= CHALLENGE =
Identify each line in the records below that contains the word "JSON", and copy it.

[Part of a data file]
_ _ _ _

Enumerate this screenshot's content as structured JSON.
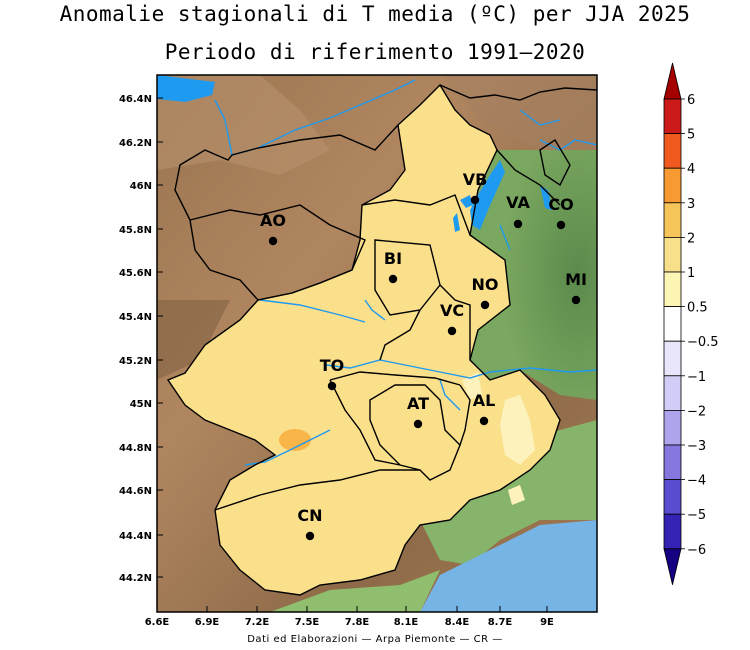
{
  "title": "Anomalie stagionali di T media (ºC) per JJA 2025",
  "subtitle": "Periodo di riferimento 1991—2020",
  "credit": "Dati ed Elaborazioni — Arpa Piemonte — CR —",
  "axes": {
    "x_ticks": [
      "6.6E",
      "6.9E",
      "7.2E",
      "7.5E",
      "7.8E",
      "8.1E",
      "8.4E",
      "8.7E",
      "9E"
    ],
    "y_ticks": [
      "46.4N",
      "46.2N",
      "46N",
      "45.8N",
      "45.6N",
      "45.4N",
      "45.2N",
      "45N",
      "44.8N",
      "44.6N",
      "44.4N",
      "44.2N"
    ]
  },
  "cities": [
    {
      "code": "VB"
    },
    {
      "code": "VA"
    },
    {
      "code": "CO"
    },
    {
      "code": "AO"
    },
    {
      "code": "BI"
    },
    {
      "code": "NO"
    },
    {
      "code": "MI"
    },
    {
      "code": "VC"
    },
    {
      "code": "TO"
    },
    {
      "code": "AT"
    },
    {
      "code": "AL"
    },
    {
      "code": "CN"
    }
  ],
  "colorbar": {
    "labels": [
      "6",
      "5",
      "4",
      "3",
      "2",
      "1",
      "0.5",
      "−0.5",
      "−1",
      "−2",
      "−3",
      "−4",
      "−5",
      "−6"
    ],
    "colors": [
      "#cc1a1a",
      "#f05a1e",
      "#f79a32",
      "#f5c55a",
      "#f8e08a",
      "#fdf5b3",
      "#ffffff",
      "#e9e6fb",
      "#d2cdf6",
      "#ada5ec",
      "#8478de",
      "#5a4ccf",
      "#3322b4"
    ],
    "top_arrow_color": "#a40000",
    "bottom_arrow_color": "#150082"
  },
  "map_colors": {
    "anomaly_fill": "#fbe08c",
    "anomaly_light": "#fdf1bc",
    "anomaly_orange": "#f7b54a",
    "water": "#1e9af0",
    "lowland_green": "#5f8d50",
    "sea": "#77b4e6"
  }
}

_ _ _ _

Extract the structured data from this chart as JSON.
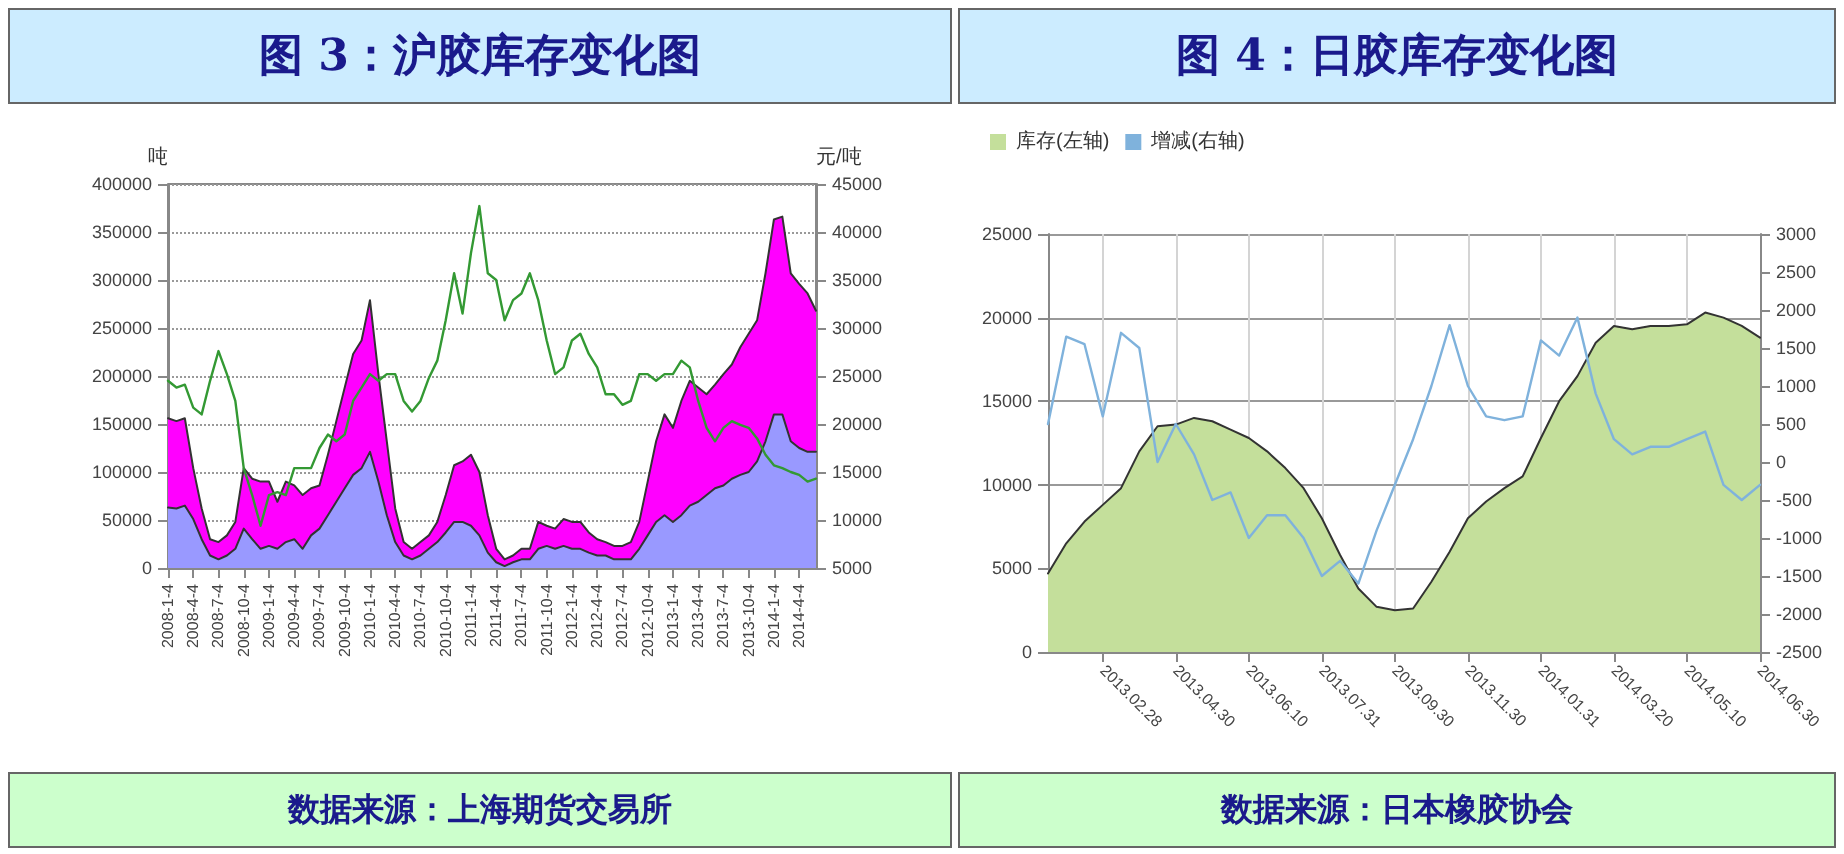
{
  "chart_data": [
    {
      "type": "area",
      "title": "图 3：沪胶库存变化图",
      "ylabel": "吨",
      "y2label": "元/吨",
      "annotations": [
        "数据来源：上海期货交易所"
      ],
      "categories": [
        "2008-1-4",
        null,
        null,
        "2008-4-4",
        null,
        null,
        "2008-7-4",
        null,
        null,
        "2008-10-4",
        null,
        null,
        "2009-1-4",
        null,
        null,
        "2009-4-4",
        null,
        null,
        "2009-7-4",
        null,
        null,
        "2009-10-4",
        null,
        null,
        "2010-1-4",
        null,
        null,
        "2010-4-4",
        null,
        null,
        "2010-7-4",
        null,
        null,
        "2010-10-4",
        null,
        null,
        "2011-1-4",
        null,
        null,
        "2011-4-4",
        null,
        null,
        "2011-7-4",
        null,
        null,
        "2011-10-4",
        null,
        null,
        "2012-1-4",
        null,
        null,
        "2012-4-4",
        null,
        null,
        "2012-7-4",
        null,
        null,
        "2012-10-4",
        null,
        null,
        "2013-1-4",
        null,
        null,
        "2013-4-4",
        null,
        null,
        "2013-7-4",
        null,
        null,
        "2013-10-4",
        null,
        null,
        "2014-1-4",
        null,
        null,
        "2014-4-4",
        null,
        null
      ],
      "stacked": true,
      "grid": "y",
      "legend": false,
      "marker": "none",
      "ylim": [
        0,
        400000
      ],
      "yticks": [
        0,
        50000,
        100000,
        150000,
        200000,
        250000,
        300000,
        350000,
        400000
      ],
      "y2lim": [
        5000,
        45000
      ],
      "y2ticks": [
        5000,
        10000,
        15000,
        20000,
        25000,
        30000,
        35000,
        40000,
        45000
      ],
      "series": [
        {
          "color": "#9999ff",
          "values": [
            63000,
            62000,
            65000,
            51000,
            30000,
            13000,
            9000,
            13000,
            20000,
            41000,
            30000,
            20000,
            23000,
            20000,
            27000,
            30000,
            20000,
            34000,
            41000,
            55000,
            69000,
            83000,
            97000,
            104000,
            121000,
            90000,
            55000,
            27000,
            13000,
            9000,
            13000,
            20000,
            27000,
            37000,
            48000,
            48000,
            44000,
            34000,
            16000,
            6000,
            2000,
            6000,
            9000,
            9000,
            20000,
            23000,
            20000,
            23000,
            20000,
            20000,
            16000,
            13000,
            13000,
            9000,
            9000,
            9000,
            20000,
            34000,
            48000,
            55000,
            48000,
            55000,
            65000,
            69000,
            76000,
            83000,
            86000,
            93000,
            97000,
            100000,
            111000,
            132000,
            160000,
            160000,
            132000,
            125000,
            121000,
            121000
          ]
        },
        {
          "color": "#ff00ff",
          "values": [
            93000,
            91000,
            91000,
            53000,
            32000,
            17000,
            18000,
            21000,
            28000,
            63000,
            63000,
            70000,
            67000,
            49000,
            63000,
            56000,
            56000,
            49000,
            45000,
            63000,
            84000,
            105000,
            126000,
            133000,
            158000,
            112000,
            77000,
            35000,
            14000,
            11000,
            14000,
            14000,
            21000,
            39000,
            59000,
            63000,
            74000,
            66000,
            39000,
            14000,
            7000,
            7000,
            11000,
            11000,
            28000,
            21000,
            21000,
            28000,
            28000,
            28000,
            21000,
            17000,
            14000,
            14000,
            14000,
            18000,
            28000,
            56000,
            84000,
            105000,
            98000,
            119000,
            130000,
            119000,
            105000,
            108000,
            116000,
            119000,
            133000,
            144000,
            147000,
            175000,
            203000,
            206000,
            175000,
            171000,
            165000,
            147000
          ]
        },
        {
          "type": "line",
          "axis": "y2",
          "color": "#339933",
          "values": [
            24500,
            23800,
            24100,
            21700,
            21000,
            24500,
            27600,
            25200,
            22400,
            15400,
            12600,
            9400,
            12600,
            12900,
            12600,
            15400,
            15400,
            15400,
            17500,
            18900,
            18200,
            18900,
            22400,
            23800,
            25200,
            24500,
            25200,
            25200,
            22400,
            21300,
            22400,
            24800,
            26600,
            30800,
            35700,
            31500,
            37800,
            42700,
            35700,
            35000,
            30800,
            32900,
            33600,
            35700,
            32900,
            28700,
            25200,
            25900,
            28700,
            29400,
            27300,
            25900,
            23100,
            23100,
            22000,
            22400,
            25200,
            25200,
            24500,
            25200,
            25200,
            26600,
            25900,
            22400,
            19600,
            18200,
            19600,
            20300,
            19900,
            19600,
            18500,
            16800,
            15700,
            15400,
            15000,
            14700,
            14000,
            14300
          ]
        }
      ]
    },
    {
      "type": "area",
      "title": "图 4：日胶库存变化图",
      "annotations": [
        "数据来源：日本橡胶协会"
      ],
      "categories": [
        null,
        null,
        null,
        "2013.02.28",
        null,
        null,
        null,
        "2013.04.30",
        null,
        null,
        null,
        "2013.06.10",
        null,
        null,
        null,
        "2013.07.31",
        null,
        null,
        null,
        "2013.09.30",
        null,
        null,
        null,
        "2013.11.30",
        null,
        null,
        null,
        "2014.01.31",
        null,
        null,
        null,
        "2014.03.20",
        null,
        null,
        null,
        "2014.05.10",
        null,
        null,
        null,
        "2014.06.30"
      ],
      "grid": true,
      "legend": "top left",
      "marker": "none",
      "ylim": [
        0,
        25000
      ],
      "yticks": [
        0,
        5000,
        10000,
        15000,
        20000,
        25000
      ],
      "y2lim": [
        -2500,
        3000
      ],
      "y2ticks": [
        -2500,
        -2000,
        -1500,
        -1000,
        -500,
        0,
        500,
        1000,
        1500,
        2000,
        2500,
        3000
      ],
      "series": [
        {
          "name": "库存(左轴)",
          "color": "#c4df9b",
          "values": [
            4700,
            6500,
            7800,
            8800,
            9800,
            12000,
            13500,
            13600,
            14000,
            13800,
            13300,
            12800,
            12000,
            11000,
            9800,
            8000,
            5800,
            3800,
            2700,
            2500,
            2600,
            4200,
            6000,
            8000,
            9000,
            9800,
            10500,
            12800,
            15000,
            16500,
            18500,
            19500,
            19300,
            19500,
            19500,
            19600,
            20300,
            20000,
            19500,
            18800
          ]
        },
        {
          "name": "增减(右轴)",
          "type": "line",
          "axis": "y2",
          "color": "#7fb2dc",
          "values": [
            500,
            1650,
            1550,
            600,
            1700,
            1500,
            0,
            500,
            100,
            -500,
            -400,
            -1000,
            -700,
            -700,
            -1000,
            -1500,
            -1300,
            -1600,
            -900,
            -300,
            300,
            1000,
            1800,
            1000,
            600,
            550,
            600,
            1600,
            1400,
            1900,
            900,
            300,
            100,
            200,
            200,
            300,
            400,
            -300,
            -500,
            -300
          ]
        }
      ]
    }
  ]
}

_ _ _ _

= FULL SOLUTION =
Enumerate this screenshot's content as structured JSON.
Extract the structured data from this chart as JSON.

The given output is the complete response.